(Your objective):
Among the lines listed below, count those that include the string "with", and state only the count.

(Material):
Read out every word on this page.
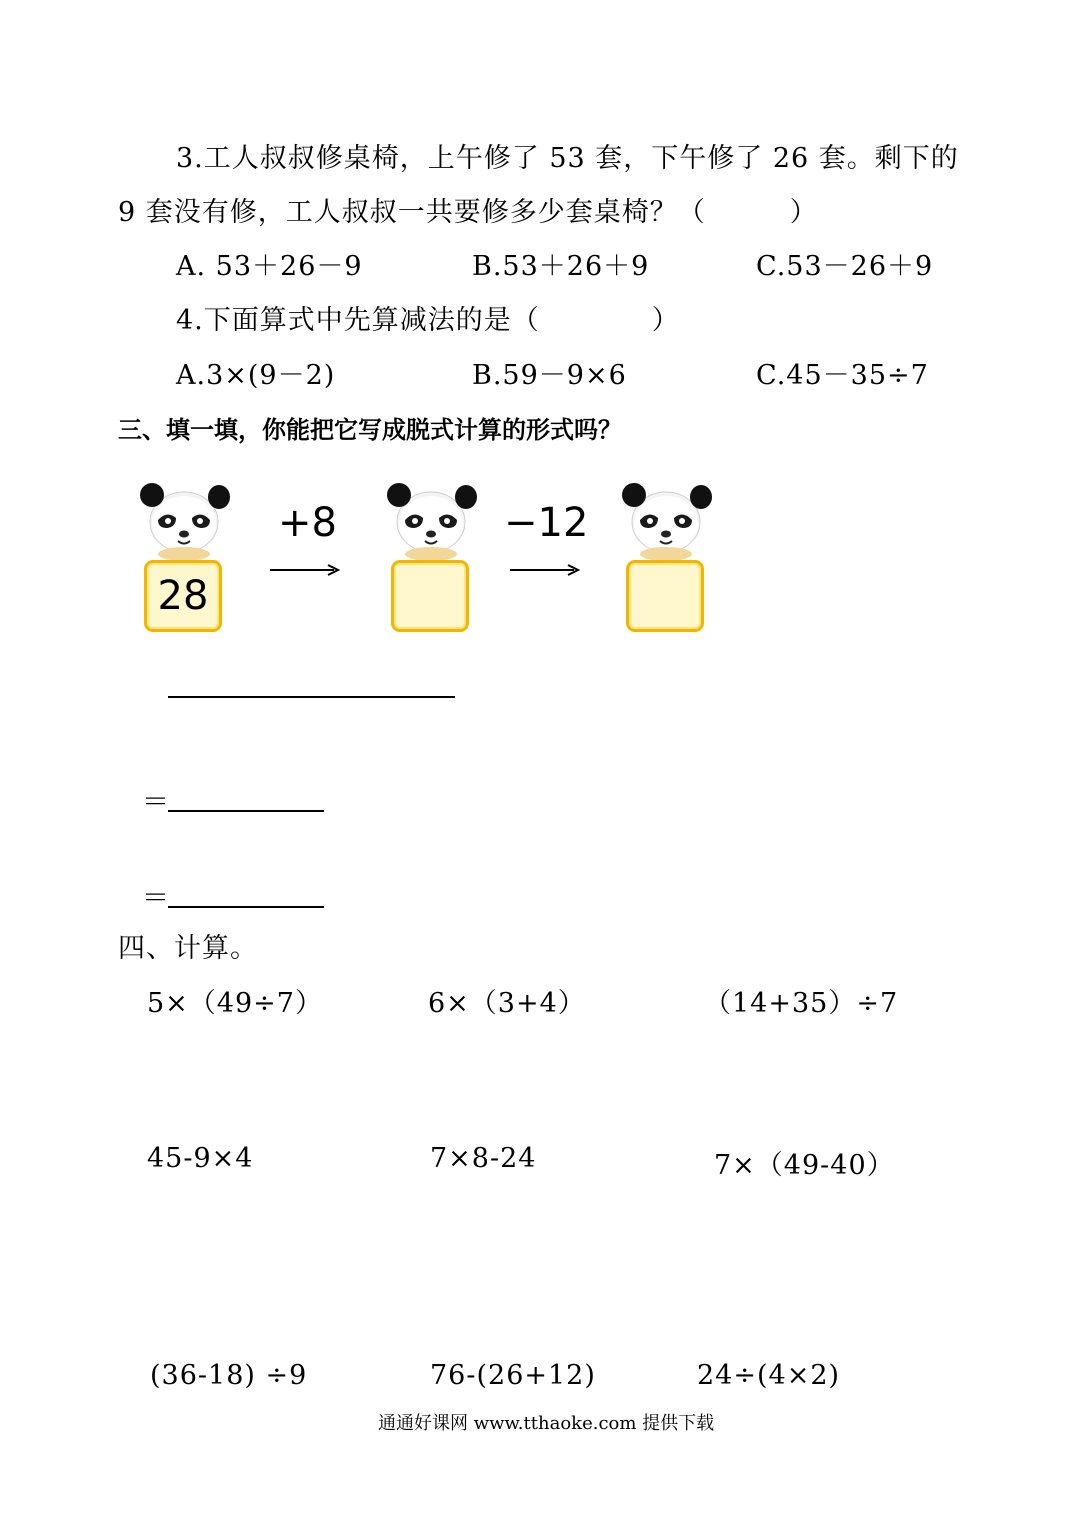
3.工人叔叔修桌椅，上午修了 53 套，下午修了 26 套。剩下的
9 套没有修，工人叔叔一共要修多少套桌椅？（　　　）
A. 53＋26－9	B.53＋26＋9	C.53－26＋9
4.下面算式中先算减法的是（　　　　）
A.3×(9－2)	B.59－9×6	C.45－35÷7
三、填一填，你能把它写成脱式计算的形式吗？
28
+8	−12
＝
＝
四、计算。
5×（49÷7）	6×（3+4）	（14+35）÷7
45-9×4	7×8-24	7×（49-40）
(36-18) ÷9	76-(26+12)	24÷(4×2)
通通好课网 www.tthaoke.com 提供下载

...

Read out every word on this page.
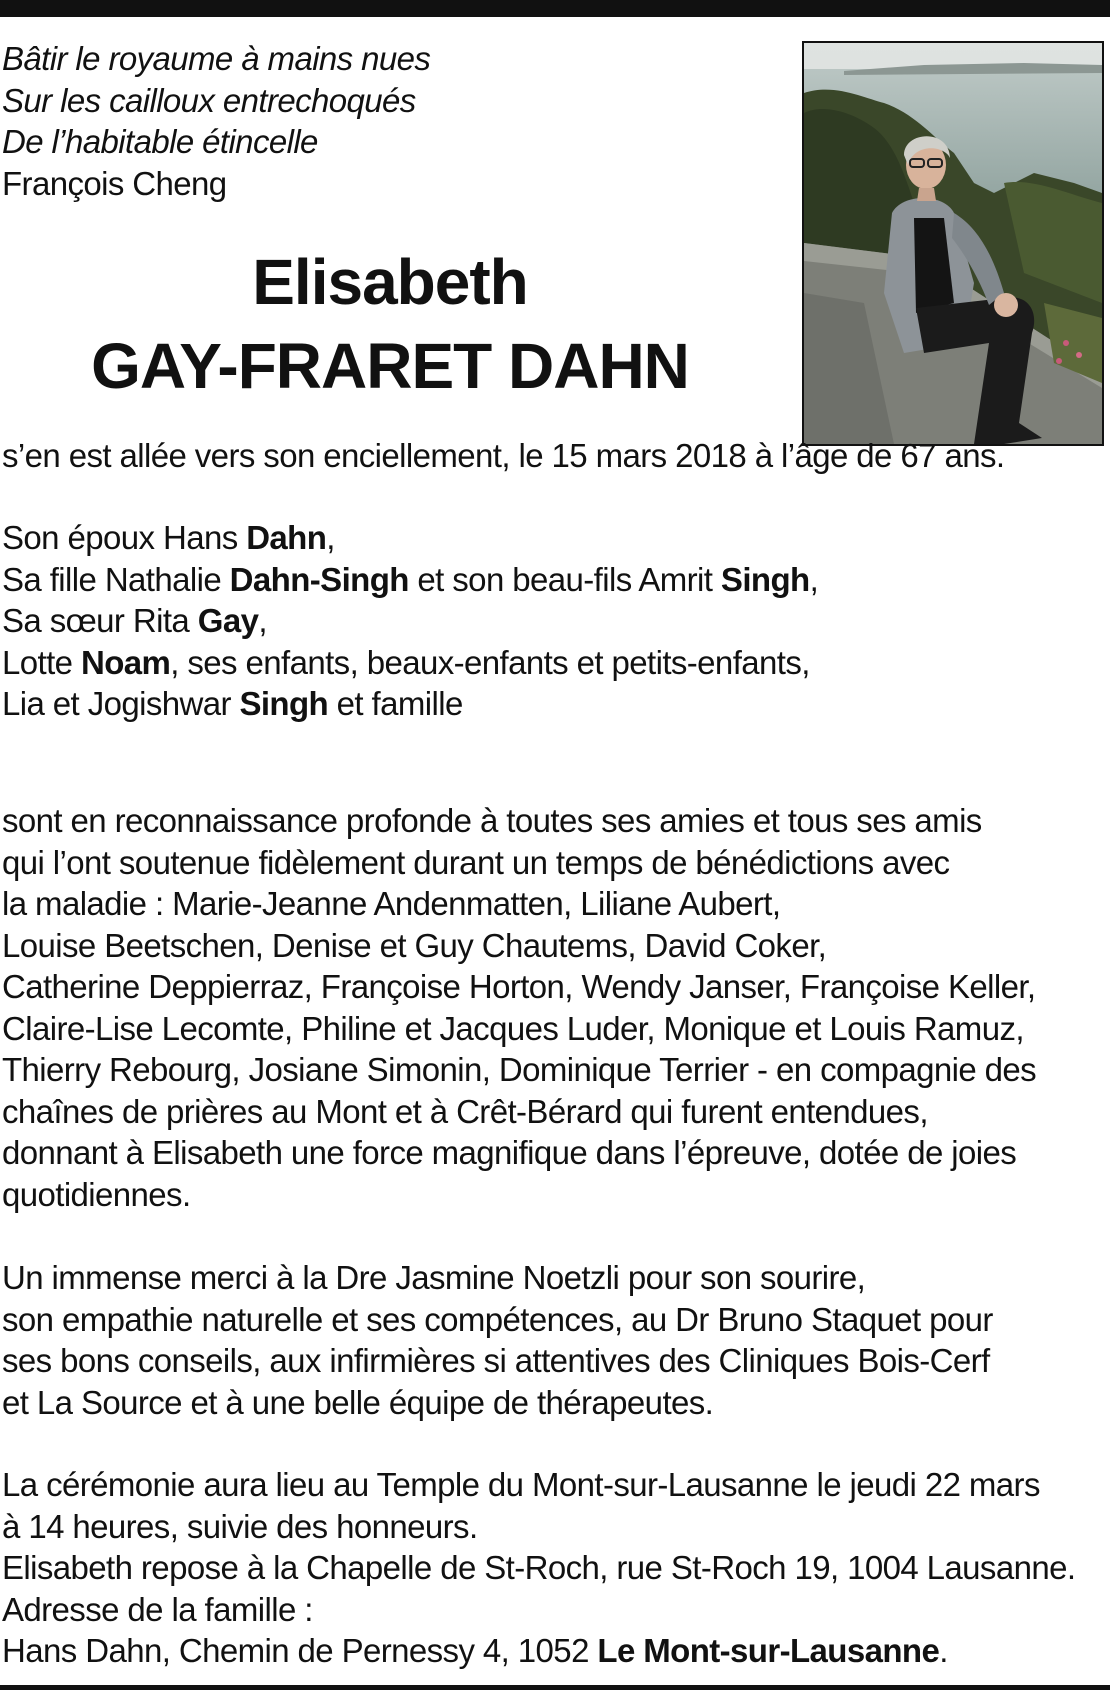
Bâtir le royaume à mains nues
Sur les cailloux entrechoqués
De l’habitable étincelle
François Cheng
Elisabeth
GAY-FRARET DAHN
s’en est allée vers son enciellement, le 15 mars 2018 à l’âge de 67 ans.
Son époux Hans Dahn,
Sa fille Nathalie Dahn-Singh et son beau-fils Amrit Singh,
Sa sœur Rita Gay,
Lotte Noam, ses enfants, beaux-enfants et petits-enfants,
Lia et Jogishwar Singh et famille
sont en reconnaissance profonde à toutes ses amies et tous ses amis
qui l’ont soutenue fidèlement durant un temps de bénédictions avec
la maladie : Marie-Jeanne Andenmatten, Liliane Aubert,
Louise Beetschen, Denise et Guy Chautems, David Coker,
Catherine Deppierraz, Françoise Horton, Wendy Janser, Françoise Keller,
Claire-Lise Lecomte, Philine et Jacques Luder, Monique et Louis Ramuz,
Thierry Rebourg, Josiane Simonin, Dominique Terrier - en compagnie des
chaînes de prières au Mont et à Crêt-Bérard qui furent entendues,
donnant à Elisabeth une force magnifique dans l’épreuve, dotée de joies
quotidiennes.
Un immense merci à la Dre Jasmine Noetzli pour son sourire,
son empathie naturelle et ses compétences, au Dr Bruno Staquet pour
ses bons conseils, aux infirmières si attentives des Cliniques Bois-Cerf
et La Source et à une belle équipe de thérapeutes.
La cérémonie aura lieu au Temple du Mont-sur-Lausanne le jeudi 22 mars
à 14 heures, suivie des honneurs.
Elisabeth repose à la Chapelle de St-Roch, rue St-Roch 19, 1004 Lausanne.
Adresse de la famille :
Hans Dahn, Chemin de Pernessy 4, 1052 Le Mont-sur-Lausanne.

* * *

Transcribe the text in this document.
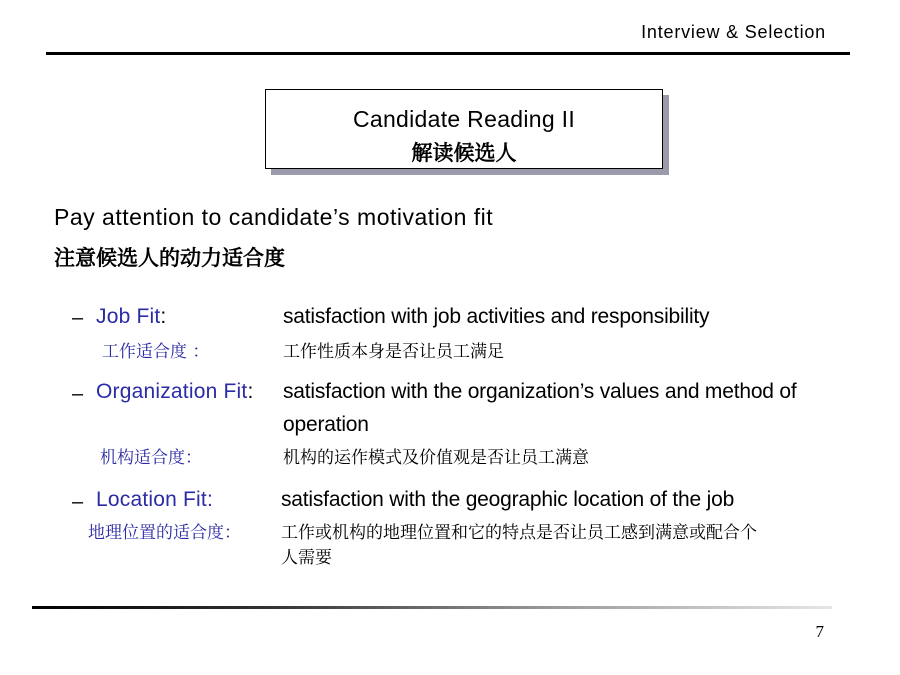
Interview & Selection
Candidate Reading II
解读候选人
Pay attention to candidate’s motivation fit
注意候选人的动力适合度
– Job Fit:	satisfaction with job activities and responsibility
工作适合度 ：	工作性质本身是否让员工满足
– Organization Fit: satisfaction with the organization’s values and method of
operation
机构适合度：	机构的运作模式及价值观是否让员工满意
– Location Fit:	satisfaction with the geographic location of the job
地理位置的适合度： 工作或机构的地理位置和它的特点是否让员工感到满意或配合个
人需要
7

(Response to this task):
3